Render each line of the listing below as a JSON list of strings, with one string per line and blank lines omitted.

---

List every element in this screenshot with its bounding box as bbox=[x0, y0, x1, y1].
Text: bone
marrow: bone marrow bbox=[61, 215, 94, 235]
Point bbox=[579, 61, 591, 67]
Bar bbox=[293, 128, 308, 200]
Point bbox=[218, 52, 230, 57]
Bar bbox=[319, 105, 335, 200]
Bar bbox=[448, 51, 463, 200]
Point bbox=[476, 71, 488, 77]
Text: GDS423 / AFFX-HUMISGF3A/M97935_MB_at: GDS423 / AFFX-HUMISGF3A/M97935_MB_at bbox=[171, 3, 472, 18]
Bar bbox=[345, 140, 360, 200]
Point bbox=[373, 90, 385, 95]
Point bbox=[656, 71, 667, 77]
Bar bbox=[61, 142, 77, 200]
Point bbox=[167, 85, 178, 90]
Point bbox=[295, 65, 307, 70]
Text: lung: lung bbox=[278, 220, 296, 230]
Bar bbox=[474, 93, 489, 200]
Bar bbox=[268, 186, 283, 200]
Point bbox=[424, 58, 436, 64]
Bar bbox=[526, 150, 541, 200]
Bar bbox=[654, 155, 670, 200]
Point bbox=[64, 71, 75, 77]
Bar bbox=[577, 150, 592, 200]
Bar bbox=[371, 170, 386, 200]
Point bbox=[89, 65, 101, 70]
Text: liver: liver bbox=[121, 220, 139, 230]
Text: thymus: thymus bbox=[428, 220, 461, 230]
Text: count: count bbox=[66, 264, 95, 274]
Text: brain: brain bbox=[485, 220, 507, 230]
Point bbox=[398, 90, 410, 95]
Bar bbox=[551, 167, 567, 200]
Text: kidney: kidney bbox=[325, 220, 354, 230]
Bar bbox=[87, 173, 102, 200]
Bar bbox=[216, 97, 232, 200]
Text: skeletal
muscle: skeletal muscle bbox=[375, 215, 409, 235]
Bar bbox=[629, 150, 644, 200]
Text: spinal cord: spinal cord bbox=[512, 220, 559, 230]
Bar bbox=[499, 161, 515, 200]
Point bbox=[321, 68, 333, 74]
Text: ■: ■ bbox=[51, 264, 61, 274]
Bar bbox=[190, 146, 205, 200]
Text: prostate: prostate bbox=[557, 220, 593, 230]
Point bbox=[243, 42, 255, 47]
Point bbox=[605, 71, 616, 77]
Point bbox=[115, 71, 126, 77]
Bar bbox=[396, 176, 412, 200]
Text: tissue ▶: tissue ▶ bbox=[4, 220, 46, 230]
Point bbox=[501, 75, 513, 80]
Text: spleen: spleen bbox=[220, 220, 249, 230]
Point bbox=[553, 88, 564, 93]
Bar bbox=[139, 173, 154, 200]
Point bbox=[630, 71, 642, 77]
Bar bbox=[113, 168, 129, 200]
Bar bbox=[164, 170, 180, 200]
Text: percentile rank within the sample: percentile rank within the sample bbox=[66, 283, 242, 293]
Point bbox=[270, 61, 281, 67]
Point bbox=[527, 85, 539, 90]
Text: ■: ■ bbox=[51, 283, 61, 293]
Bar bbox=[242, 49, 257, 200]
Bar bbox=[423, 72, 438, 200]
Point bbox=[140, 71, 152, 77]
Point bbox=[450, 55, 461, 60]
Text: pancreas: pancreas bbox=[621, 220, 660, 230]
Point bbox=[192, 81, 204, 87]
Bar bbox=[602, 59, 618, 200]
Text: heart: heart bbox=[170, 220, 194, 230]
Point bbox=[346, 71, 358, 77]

---

REPLY
[
  "List every element in this screenshot with its bounding box as bbox=[x0, y0, x1, y1].",
  "Text: bone",
  "marrow: bone marrow bbox=[61, 215, 94, 235]",
  "Point bbox=[579, 61, 591, 67]",
  "Bar bbox=[293, 128, 308, 200]",
  "Point bbox=[218, 52, 230, 57]",
  "Bar bbox=[319, 105, 335, 200]",
  "Bar bbox=[448, 51, 463, 200]",
  "Point bbox=[476, 71, 488, 77]",
  "Text: GDS423 / AFFX-HUMISGF3A/M97935_MB_at: GDS423 / AFFX-HUMISGF3A/M97935_MB_at bbox=[171, 3, 472, 18]",
  "Bar bbox=[345, 140, 360, 200]",
  "Point bbox=[373, 90, 385, 95]",
  "Point bbox=[656, 71, 667, 77]",
  "Bar bbox=[61, 142, 77, 200]",
  "Point bbox=[167, 85, 178, 90]",
  "Point bbox=[295, 65, 307, 70]",
  "Text: lung: lung bbox=[278, 220, 296, 230]",
  "Bar bbox=[474, 93, 489, 200]",
  "Bar bbox=[268, 186, 283, 200]",
  "Point bbox=[424, 58, 436, 64]",
  "Bar bbox=[526, 150, 541, 200]",
  "Bar bbox=[654, 155, 670, 200]",
  "Point bbox=[64, 71, 75, 77]",
  "Bar bbox=[577, 150, 592, 200]",
  "Bar bbox=[371, 170, 386, 200]",
  "Point bbox=[89, 65, 101, 70]",
  "Text: liver: liver bbox=[121, 220, 139, 230]",
  "Text: thymus: thymus bbox=[428, 220, 461, 230]",
  "Text: count: count bbox=[66, 264, 95, 274]",
  "Text: brain: brain bbox=[485, 220, 507, 230]",
  "Point bbox=[398, 90, 410, 95]",
  "Bar bbox=[551, 167, 567, 200]",
  "Text: kidney: kidney bbox=[325, 220, 354, 230]",
  "Bar bbox=[87, 173, 102, 200]",
  "Bar bbox=[216, 97, 232, 200]",
  "Text: skeletal",
  "muscle: skeletal muscle bbox=[375, 215, 409, 235]",
  "Bar bbox=[629, 150, 644, 200]",
  "Text: spinal cord: spinal cord bbox=[512, 220, 559, 230]",
  "Bar bbox=[499, 161, 515, 200]",
  "Point bbox=[321, 68, 333, 74]",
  "Text: ■: ■ bbox=[51, 264, 61, 274]",
  "Bar bbox=[190, 146, 205, 200]",
  "Text: prostate: prostate bbox=[557, 220, 593, 230]",
  "Point bbox=[243, 42, 255, 47]",
  "Point bbox=[605, 71, 616, 77]",
  "Point bbox=[115, 71, 126, 77]",
  "Bar bbox=[396, 176, 412, 200]",
  "Text: tissue ▶: tissue ▶ bbox=[4, 220, 46, 230]",
  "Point bbox=[501, 75, 513, 80]",
  "Text: spleen: spleen bbox=[220, 220, 249, 230]",
  "Point bbox=[553, 88, 564, 93]",
  "Bar bbox=[139, 173, 154, 200]",
  "Point bbox=[630, 71, 642, 77]",
  "Bar bbox=[113, 168, 129, 200]",
  "Bar bbox=[164, 170, 180, 200]",
  "Text: percentile rank within the sample: percentile rank within the sample bbox=[66, 283, 242, 293]",
  "Point bbox=[270, 61, 281, 67]",
  "Point bbox=[527, 85, 539, 90]",
  "Text: ■: ■ bbox=[51, 283, 61, 293]",
  "Bar bbox=[242, 49, 257, 200]",
  "Bar bbox=[423, 72, 438, 200]",
  "Point bbox=[140, 71, 152, 77]",
  "Point bbox=[450, 55, 461, 60]",
  "Text: pancreas: pancreas bbox=[621, 220, 660, 230]",
  "Point bbox=[192, 81, 204, 87]",
  "Bar bbox=[602, 59, 618, 200]",
  "Text: heart: heart bbox=[170, 220, 194, 230]",
  "Point bbox=[346, 71, 358, 77]"
]